[start of Source data]

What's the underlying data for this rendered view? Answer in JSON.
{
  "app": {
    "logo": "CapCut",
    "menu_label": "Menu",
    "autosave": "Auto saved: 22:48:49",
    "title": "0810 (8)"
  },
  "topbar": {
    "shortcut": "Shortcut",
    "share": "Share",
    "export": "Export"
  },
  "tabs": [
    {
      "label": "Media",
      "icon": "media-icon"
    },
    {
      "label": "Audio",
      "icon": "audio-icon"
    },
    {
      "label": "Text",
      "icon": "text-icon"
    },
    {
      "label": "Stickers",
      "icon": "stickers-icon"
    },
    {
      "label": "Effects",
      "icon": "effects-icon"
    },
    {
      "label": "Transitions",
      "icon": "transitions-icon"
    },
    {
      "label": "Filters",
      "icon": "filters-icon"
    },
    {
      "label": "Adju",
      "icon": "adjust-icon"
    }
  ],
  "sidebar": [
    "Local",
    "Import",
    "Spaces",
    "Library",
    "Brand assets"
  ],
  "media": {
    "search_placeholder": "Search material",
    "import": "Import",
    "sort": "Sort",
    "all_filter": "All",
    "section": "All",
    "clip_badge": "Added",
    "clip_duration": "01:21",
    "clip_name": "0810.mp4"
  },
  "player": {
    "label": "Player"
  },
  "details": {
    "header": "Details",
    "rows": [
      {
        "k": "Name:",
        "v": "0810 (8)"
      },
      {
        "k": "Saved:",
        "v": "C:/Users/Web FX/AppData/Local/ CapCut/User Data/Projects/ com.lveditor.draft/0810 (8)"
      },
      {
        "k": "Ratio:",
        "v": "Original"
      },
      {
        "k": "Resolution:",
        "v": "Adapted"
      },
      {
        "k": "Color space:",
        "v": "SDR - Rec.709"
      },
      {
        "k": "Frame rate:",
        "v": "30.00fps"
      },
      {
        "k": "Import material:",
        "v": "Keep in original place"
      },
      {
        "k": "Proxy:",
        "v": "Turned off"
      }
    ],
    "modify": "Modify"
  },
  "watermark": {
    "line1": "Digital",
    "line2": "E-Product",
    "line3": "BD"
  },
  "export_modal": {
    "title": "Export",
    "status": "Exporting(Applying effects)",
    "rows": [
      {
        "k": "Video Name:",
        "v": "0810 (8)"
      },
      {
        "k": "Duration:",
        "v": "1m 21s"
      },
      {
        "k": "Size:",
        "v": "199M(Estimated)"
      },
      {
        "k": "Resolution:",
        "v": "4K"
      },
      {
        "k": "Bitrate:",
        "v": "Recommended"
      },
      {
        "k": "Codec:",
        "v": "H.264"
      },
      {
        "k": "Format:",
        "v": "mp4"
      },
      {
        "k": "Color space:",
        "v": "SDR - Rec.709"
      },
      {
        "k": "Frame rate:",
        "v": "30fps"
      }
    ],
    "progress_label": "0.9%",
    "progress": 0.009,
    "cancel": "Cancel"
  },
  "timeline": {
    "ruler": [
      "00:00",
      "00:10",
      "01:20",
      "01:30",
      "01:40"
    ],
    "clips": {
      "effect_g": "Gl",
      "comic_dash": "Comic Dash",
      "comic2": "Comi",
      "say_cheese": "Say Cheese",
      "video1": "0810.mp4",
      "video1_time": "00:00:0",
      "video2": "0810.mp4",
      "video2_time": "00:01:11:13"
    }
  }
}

[end of Source data]

-- Exercise brief --
Pick out the lines above containing the word "icon", then copy them.

-- Completed exercise --
      "icon": "media-icon"
      "icon": "audio-icon"
      "icon": "text-icon"
      "icon": "stickers-icon"
      "icon": "effects-icon"
      "icon": "transitions-icon"
      "icon": "filters-icon"
      "icon": "adjust-icon"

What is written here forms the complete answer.